> **Problem to solve**: Restate the data exactly as given and keep the pictures out.
>>>>>
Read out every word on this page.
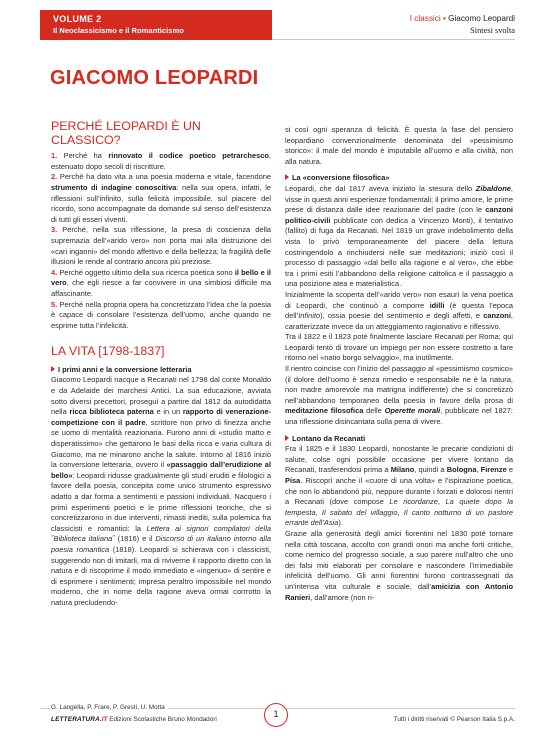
VOLUME 2
Il Neoclassicismo e il Romanticismo
I classici • Giacomo Leopardi
Sintesi svolta
GIACOMO LEOPARDI
PERCHÉ LEOPARDI È UN CLASSICO?
1. Perché ha rinnovato il codice poetico petrarchesco, estenuato dopo secoli di riscritture.
2. Perché ha dato vita a una poesia moderna e vitale, facendone strumento di indagine conoscitiva: nella sua opera, infatti, le riflessioni sull’infinito, sulla felicità impossibile, sul piacere del ricordo, sono accompagnate da domande sul senso dell’esistenza di tutti gli esseri viventi.
3. Perché, nella sua riflessione, la presa di coscienza della supremazia dell’«arido vero» non porta mai alla distruzione dei «cari inganni» del mondo affettivo e della bellezza; la fragilità delle illusioni le rende al contrario ancora più preziose.
4. Perché oggetto ultimo della sua ricerca poetica sono il bello e il vero, che egli riesce a far convivere in una simbiosi difficile ma affascinante.
5. Perché nella propria opera ha concretizzato l’idea che la poesia è capace di consolare l’esistenza dell’uomo, anche quando ne esprime tutta l’infelicità.
LA VITA [1798-1837]
I primi anni e la conversione letteraria
Giacomo Leopardi nacque a Recanati nel 1798 dal conte Monaldo e da Adelaide dei marchesi Antici. La sua educazione, avviata sotto diversi precettori, proseguì a partire dal 1812 da autodidatta nella ricca biblioteca paterna e in un rapporto di venerazione-competizione con il padre, scrittore non privo di finezza anche se uomo di mentalità reazionaria. Furono anni di «studio matto e disperatissimo» che gettarono le basi della ricca e varia cultura di Giacomo, ma ne minarono anche la salute. Intorno al 1816 iniziò la conversione letteraria, ovvero il «passaggio dall’erudizione al bello»: Leopardi ridusse gradualmente gli studi eruditi e filologici a favore della poesia, concepita come unico strumento espressivo adatto a dar forma a sentimenti e passioni individuali. Nacquero i primi esperimenti poetici e le prime riflessioni teoriche, che si concretizzarono in due interventi, rimasti inediti, sulla polemica fra classicisti e romantici: la Lettera ai signori compilatori della ˝Biblioteca italiana˝ (1816) e il Discorso di un italiano intorno alla poesia romantica (1818). Leopardi si schierava con i classicisti, suggerendo non di imitarli, ma di riviverne il rapporto diretto con la natura e di riscoprirne il modo immediato e «ingenuo» di sentire e di esprimere i sentimenti; impresa peraltro impossibile nel mondo moderno, che in nome della ragione aveva ormai corrrotto la natura precludendo-
si così ogni speranza di felicità. È questa la fase del pensiero leopardiano convenzionalmente denominata del «pessimismo storico»: il male del mondo è imputabile all’uomo e alla civiltà, non alla natura.
La «conversione filosofica»
Leopardi, che dal 1817 aveva iniziato la stesura dello Zibaldone, visse in questi anni esperienze fondamentali; il primo amore, le prime prese di distanza dalle idee reazionarie del padre (con le canzoni politico-civili pubblicate con dedica a Vincenzo Monti), il tentativo (fallito) di fuga da Recanati. Nel 1819 un grave indebolimento della vista lo privò temporaneamente del piacere della lettura costringendolo a rinchiudersi nelle sue meditazioni; iniziò così il processo di passaggio «dal bello alla ragione e al vero», che ebbe tra i primi esiti l’abbandono della religione cattolica e il passaggio a una posizione atea e materialistica.
Inizialmente la scoperta dell’«arido vero» non esaurì la vena poetica di Leopardi, che continuò a comporre idilli (è questa l’epoca dell’Infinito), ossia poesie del sentimento e degli affetti, e canzoni, caratterizzate invece da un atteggiamento ragionativo e riflessivo.
Tra il 1822 e il 1823 poté finalmente lasciare Recanati per Roma; qui Leopardi tentò di trovare un impiego per non essere costretto a fare ritorno nel «natio borgo selvaggio», ma inutilmente.
Il rientro coincise con l’inizio del passaggio al «pessimismo cosmico» (il dolore dell’uomo è senza rimedio e responsabile ne è la natura, non madre amorevole ma matrigna indifferente) che si concretizzò nell’abbandono temporaneo della poesia in favore della prosa di meditazione filosofica delle Operette morali, pubblicate nel 1827: una riflessione disincantata sulla pena di vivere.
Lontano da Recanati
Fra il 1825 e il 1830 Leopardi, nonostante le precarie condizioni di salute, colse ogni possibile occasione per vivere lontano da Recanati, trasferendosi prima a Milano, quindi a Bologna, Firenze e Pisa. Riscoprì anche il «cuore di una volta» e l’ispirazione poetica, che non lo abbandonò più, neppure durante i forzati e dolorosi rientri a Recanati (dove compose Le ricordanze, La quiete dopo la tempesta, Il sabato del villaggio, Il canto notturno di un pastore errante dell’Asia).
Grazie alla generosità degli amici fiorentini nel 1830 poté tornare nella città toscana, accolto con grandi onori ma anche forti critiche, come nemico del progresso sociale, a suo parere null’altro che uno dei falsi miti elaborati per consolare e nascondere l’irrimediabile infelicità dell’uomo. Gli anni fiorentini furono contrassegnati da un’intensa vita culturale e sociale, dall’amicizia con Antonio Ranieri, dall’amore (non ri-
G. Langella, P. Frare, P. Gresti, U. Motta
LETTERATURA.IT Edizioni Scolastiche Bruno Mondadori	1	Tutti i diritti riservati © Pearson Italia S.p.A.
<<<<<
> **Answer for the task**:
Read out every word on this page.
VOLUME 2
Il Neoclassicismo e il Romanticismo
I classici • Giacomo Leopardi
Sintesi svolta
GIACOMO LEOPARDI
PERCHÉ LEOPARDI È UN CLASSICO?
1. Perché ha rinnovato il codice poetico petrarchesco, estenuato dopo secoli di riscritture.
2. Perché ha dato vita a una poesia moderna e vitale, facendone strumento di indagine conoscitiva: nella sua opera, infatti, le riflessioni sull’infinito, sulla felicità impossibile, sul piacere del ricordo, sono accompagnate da domande sul senso dell’esistenza di tutti gli esseri viventi.
3. Perché, nella sua riflessione, la presa di coscienza della supremazia dell’«arido vero» non porta mai alla distruzione dei «cari inganni» del mondo affettivo e della bellezza; la fragilità delle illusioni le rende al contrario ancora più preziose.
4. Perché oggetto ultimo della sua ricerca poetica sono il bello e il vero, che egli riesce a far convivere in una simbiosi difficile ma affascinante.
5. Perché nella propria opera ha concretizzato l’idea che la poesia è capace di consolare l’esistenza dell’uomo, anche quando ne esprime tutta l’infelicità.
LA VITA [1798-1837]
I primi anni e la conversione letteraria
Giacomo Leopardi nacque a Recanati nel 1798 dal conte Monaldo e da Adelaide dei marchesi Antici. La sua educazione, avviata sotto diversi precettori, proseguì a partire dal 1812 da autodidatta nella ricca biblioteca paterna e in un rapporto di venerazione-competizione con il padre, scrittore non privo di finezza anche se uomo di mentalità reazionaria. Furono anni di «studio matto e disperatissimo» che gettarono le basi della ricca e varia cultura di Giacomo, ma ne minarono anche la salute. Intorno al 1816 iniziò la conversione letteraria, ovvero il «passaggio dall’erudizione al bello»: Leopardi ridusse gradualmente gli studi eruditi e filologici a favore della poesia, concepita come unico strumento espressivo adatto a dar forma a sentimenti e passioni individuali. Nacquero i primi esperimenti poetici e le prime riflessioni teoriche, che si concretizzarono in due interventi, rimasti inediti, sulla polemica fra classicisti e romantici: la Lettera ai signori compilatori della ˝Biblioteca italiana˝ (1816) e il Discorso di un italiano intorno alla poesia romantica (1818). Leopardi si schierava con i classicisti, suggerendo non di imitarli, ma di riviverne il rapporto diretto con la natura e di riscoprirne il modo immediato e «ingenuo» di sentire e di esprimere i sentimenti; impresa peraltro impossibile nel mondo moderno, che in nome della ragione aveva ormai corrrotto la natura precludendo-
si così ogni speranza di felicità. È questa la fase del pensiero leopardiano convenzionalmente denominata del «pessimismo storico»: il male del mondo è imputabile all’uomo e alla civiltà, non alla natura.
La «conversione filosofica»
Leopardi, che dal 1817 aveva iniziato la stesura dello Zibaldone, visse in questi anni esperienze fondamentali; il primo amore, le prime prese di distanza dalle idee reazionarie del padre (con le canzoni politico-civili pubblicate con dedica a Vincenzo Monti), il tentativo (fallito) di fuga da Recanati. Nel 1819 un grave indebolimento della vista lo privò temporaneamente del piacere della lettura costringendolo a rinchiudersi nelle sue meditazioni; iniziò così il processo di passaggio «dal bello alla ragione e al vero», che ebbe tra i primi esiti l’abbandono della religione cattolica e il passaggio a una posizione atea e materialistica.
Inizialmente la scoperta dell’«arido vero» non esaurì la vena poetica di Leopardi, che continuò a comporre idilli (è questa l’epoca dell’Infinito), ossia poesie del sentimento e degli affetti, e canzoni, caratterizzate invece da un atteggiamento ragionativo e riflessivo.
Tra il 1822 e il 1823 poté finalmente lasciare Recanati per Roma; qui Leopardi tentò di trovare un impiego per non essere costretto a fare ritorno nel «natio borgo selvaggio», ma inutilmente.
Il rientro coincise con l’inizio del passaggio al «pessimismo cosmico» (il dolore dell’uomo è senza rimedio e responsabile ne è la natura, non madre amorevole ma matrigna indifferente) che si concretizzò nell’abbandono temporaneo della poesia in favore della prosa di meditazione filosofica delle Operette morali, pubblicate nel 1827: una riflessione disincantata sulla pena di vivere.
Lontano da Recanati
Fra il 1825 e il 1830 Leopardi, nonostante le precarie condizioni di salute, colse ogni possibile occasione per vivere lontano da Recanati, trasferendosi prima a Milano, quindi a Bologna, Firenze e Pisa. Riscoprì anche il «cuore di una volta» e l’ispirazione poetica, che non lo abbandonò più, neppure durante i forzati e dolorosi rientri a Recanati (dove compose Le ricordanze, La quiete dopo la tempesta, Il sabato del villaggio, Il canto notturno di un pastore errante dell’Asia).
Grazie alla generosità degli amici fiorentini nel 1830 poté tornare nella città toscana, accolto con grandi onori ma anche forti critiche, come nemico del progresso sociale, a suo parere null’altro che uno dei falsi miti elaborati per consolare e nascondere l’irrimediabile infelicità dell’uomo. Gli anni fiorentini furono contrassegnati da un’intensa vita culturale e sociale, dall’amicizia con Antonio Ranieri, dall’amore (non ri-
G. Langella, P. Frare, P. Gresti, U. Motta
LETTERATURA.IT Edizioni Scolastiche Bruno Mondadori	1	Tutti i diritti riservati © Pearson Italia S.p.A.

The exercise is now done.